WHAT THE EXERCISE ASKS :: Repeat the full listing below verbatim and keep the images out.
START THE DATA
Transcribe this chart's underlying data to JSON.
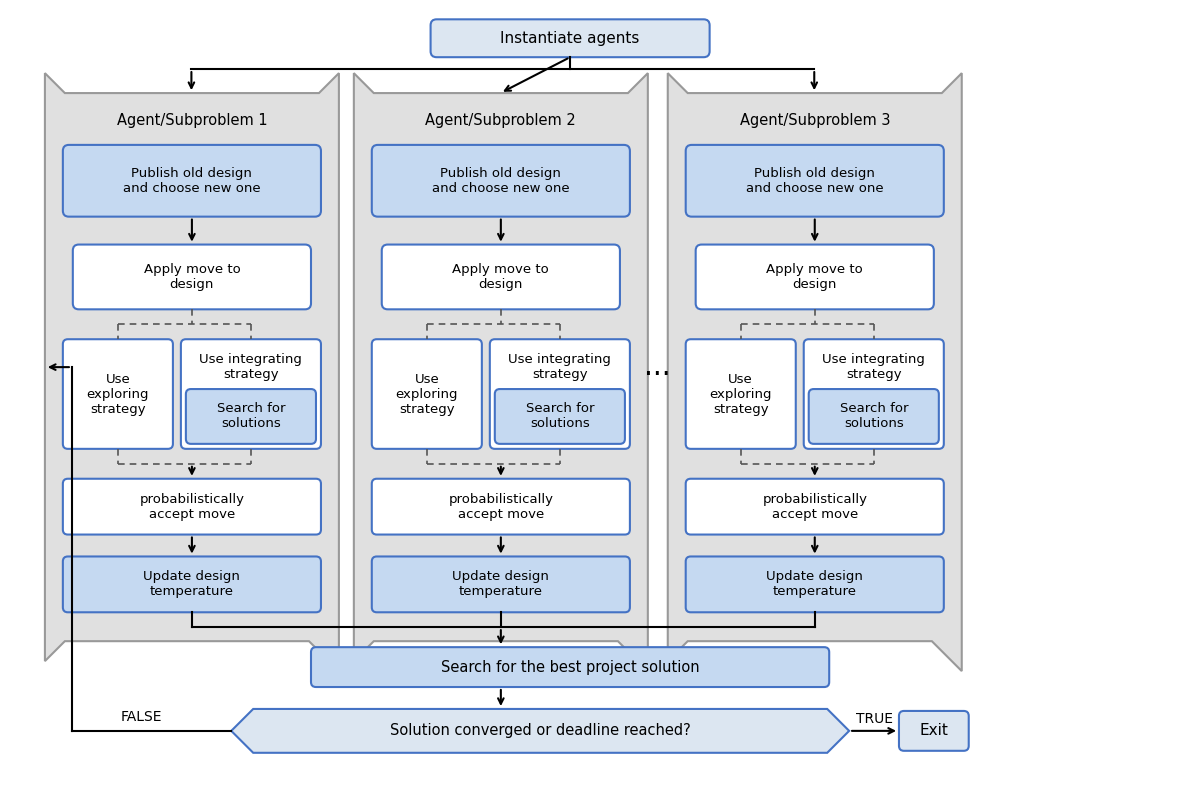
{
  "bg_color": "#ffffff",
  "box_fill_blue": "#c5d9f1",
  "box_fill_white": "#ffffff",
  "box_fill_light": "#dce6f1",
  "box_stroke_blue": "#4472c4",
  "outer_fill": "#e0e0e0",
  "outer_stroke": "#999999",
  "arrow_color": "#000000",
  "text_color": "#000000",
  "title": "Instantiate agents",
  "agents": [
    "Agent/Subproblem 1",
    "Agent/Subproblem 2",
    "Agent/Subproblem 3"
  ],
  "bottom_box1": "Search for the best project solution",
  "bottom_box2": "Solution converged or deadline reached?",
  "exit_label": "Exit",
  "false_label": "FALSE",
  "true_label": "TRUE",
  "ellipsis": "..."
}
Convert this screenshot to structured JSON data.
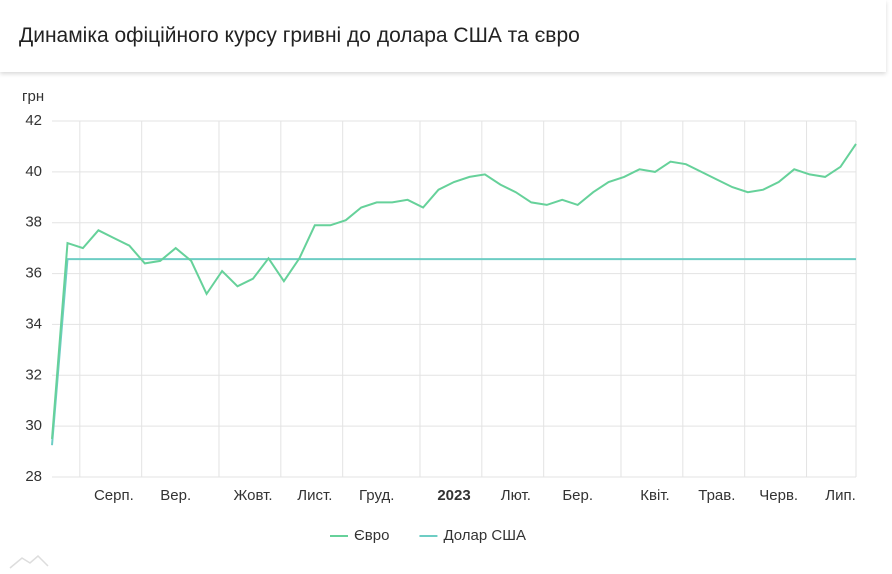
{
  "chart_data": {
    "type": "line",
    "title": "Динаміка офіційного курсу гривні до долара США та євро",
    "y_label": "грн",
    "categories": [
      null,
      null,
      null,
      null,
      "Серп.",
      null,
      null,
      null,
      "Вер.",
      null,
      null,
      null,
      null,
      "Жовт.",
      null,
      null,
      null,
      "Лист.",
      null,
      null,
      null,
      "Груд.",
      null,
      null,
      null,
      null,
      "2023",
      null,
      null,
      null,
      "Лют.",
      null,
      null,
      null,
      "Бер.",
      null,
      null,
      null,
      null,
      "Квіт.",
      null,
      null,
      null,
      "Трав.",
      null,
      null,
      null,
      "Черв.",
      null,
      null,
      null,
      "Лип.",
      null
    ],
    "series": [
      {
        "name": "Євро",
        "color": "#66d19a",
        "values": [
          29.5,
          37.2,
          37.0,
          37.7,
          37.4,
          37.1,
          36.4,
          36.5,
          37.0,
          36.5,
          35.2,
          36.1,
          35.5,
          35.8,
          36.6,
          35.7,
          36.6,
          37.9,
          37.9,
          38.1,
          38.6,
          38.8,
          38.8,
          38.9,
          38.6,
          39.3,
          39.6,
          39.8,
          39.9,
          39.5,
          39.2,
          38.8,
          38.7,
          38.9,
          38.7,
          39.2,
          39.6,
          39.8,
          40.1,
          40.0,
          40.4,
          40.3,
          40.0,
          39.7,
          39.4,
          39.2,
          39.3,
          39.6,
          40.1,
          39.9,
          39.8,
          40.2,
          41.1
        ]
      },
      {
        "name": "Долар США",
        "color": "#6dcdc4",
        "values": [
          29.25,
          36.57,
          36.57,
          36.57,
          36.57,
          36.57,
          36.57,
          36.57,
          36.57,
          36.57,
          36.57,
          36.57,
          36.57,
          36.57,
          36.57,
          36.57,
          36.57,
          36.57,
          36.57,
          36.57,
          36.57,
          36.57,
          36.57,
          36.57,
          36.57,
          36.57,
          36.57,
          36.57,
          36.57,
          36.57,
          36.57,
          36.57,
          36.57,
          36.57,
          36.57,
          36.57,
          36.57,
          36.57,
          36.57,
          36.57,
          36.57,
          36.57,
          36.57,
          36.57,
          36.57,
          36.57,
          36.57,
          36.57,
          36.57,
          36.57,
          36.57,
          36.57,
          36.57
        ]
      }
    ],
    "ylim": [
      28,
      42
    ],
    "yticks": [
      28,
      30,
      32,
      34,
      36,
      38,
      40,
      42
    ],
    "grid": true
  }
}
END THE DATA
FINAL RESULT ::
Transcribe this chart's underlying data to JSON.
{
  "bg_color": "#ffffff",
  "box_fill_blue": "#c5d9f1",
  "box_fill_white": "#ffffff",
  "box_fill_light": "#dce6f1",
  "box_stroke_blue": "#4472c4",
  "outer_fill": "#e0e0e0",
  "outer_stroke": "#999999",
  "arrow_color": "#000000",
  "text_color": "#000000",
  "title": "Instantiate agents",
  "agents": [
    "Agent/Subproblem 1",
    "Agent/Subproblem 2",
    "Agent/Subproblem 3"
  ],
  "bottom_box1": "Search for the best project solution",
  "bottom_box2": "Solution converged or deadline reached?",
  "exit_label": "Exit",
  "false_label": "FALSE",
  "true_label": "TRUE",
  "ellipsis": "..."
}
Convert this screenshot to structured JSON data.
{
  "chart_data": {
    "type": "line",
    "title": "Динаміка офіційного курсу гривні до долара США та євро",
    "y_label": "грн",
    "categories": [
      null,
      null,
      null,
      null,
      "Серп.",
      null,
      null,
      null,
      "Вер.",
      null,
      null,
      null,
      null,
      "Жовт.",
      null,
      null,
      null,
      "Лист.",
      null,
      null,
      null,
      "Груд.",
      null,
      null,
      null,
      null,
      "2023",
      null,
      null,
      null,
      "Лют.",
      null,
      null,
      null,
      "Бер.",
      null,
      null,
      null,
      null,
      "Квіт.",
      null,
      null,
      null,
      "Трав.",
      null,
      null,
      null,
      "Черв.",
      null,
      null,
      null,
      "Лип.",
      null
    ],
    "series": [
      {
        "name": "Євро",
        "color": "#66d19a",
        "values": [
          29.5,
          37.2,
          37.0,
          37.7,
          37.4,
          37.1,
          36.4,
          36.5,
          37.0,
          36.5,
          35.2,
          36.1,
          35.5,
          35.8,
          36.6,
          35.7,
          36.6,
          37.9,
          37.9,
          38.1,
          38.6,
          38.8,
          38.8,
          38.9,
          38.6,
          39.3,
          39.6,
          39.8,
          39.9,
          39.5,
          39.2,
          38.8,
          38.7,
          38.9,
          38.7,
          39.2,
          39.6,
          39.8,
          40.1,
          40.0,
          40.4,
          40.3,
          40.0,
          39.7,
          39.4,
          39.2,
          39.3,
          39.6,
          40.1,
          39.9,
          39.8,
          40.2,
          41.1
        ]
      },
      {
        "name": "Долар США",
        "color": "#6dcdc4",
        "values": [
          29.25,
          36.57,
          36.57,
          36.57,
          36.57,
          36.57,
          36.57,
          36.57,
          36.57,
          36.57,
          36.57,
          36.57,
          36.57,
          36.57,
          36.57,
          36.57,
          36.57,
          36.57,
          36.57,
          36.57,
          36.57,
          36.57,
          36.57,
          36.57,
          36.57,
          36.57,
          36.57,
          36.57,
          36.57,
          36.57,
          36.57,
          36.57,
          36.57,
          36.57,
          36.57,
          36.57,
          36.57,
          36.57,
          36.57,
          36.57,
          36.57,
          36.57,
          36.57,
          36.57,
          36.57,
          36.57,
          36.57,
          36.57,
          36.57,
          36.57,
          36.57,
          36.57,
          36.57
        ]
      }
    ],
    "ylim": [
      28,
      42
    ],
    "yticks": [
      28,
      30,
      32,
      34,
      36,
      38,
      40,
      42
    ],
    "grid": true
  }
}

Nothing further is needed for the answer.